■ STATED PROBLEM ■
Please copy all the lines that follow, word for word.
# # #
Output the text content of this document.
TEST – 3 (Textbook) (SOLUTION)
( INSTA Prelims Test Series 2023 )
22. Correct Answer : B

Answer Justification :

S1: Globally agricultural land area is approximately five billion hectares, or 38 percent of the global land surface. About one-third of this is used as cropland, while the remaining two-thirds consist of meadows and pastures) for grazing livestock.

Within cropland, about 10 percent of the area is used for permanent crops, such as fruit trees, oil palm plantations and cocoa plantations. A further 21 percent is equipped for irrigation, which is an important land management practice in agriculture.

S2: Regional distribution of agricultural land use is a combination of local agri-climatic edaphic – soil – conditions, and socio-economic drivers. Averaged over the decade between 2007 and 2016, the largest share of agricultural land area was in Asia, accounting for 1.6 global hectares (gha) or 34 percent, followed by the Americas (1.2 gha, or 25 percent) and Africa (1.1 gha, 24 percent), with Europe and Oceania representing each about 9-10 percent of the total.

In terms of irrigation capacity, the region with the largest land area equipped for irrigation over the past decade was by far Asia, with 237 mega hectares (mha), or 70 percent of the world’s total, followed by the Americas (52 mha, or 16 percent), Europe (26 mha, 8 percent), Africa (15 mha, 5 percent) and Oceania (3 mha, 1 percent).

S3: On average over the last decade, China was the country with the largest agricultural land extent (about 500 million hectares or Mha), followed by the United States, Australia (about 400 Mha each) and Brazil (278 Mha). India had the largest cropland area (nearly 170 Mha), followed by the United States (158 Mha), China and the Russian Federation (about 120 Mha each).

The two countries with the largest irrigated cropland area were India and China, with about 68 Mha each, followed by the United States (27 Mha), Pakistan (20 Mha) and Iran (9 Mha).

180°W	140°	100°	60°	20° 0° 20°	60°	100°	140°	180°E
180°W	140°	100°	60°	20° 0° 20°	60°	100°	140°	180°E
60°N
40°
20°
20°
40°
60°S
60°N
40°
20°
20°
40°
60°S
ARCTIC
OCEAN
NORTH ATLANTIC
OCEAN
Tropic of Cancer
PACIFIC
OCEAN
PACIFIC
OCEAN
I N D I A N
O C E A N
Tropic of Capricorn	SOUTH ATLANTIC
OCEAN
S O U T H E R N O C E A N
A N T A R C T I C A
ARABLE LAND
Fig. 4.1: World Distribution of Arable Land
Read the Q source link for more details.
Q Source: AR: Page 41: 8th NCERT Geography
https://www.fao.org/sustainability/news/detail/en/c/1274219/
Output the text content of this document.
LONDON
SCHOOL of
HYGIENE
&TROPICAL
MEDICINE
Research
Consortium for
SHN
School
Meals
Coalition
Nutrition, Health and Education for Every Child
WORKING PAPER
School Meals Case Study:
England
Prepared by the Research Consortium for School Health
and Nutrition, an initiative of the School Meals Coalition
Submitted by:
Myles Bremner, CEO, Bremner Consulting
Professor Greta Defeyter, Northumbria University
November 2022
# # #
■ RESULT ■
Output the text content of this document.
TEST – 3 (Textbook) (SOLUTION)
( INSTA Prelims Test Series 2023 )
22. Correct Answer : B

Answer Justification :

S1: Globally agricultural land area is approximately five billion hectares, or 38 percent of the global land surface. About one-third of this is used as cropland, while the remaining two-thirds consist of meadows and pastures) for grazing livestock.

Within cropland, about 10 percent of the area is used for permanent crops, such as fruit trees, oil palm plantations and cocoa plantations. A further 21 percent is equipped for irrigation, which is an important land management practice in agriculture.

S2: Regional distribution of agricultural land use is a combination of local agri-climatic edaphic – soil – conditions, and socio-economic drivers. Averaged over the decade between 2007 and 2016, the largest share of agricultural land area was in Asia, accounting for 1.6 global hectares (gha) or 34 percent, followed by the Americas (1.2 gha, or 25 percent) and Africa (1.1 gha, 24 percent), with Europe and Oceania representing each about 9-10 percent of the total.

In terms of irrigation capacity, the region with the largest land area equipped for irrigation over the past decade was by far Asia, with 237 mega hectares (mha), or 70 percent of the world’s total, followed by the Americas (52 mha, or 16 percent), Europe (26 mha, 8 percent), Africa (15 mha, 5 percent) and Oceania (3 mha, 1 percent).

S3: On average over the last decade, China was the country with the largest agricultural land extent (about 500 million hectares or Mha), followed by the United States, Australia (about 400 Mha each) and Brazil (278 Mha). India had the largest cropland area (nearly 170 Mha), followed by the United States (158 Mha), China and the Russian Federation (about 120 Mha each).

The two countries with the largest irrigated cropland area were India and China, with about 68 Mha each, followed by the United States (27 Mha), Pakistan (20 Mha) and Iran (9 Mha).

180°W	140°	100°	60°	20° 0° 20°	60°	100°	140°	180°E
180°W	140°	100°	60°	20° 0° 20°	60°	100°	140°	180°E
60°N
40°
20°
20°
40°
60°S
60°N
40°
20°
20°
40°
60°S
ARCTIC
OCEAN
NORTH ATLANTIC
OCEAN
Tropic of Cancer
PACIFIC
OCEAN
PACIFIC
OCEAN
I N D I A N
O C E A N
Tropic of Capricorn	SOUTH ATLANTIC
OCEAN
S O U T H E R N O C E A N
A N T A R C T I C A
ARABLE LAND
Fig. 4.1: World Distribution of Arable Land
Read the Q source link for more details.
Q Source: AR: Page 41: 8th NCERT Geography
https://www.fao.org/sustainability/news/detail/en/c/1274219/
Output the text content of this document.
LONDON
SCHOOL of
HYGIENE
&TROPICAL
MEDICINE
Research
Consortium for
SHN
School
Meals
Coalition
Nutrition, Health and Education for Every Child
WORKING PAPER
School Meals Case Study:
England
Prepared by the Research Consortium for School Health
and Nutrition, an initiative of the School Meals Coalition
Submitted by:
Myles Bremner, CEO, Bremner Consulting
Professor Greta Defeyter, Northumbria University
November 2022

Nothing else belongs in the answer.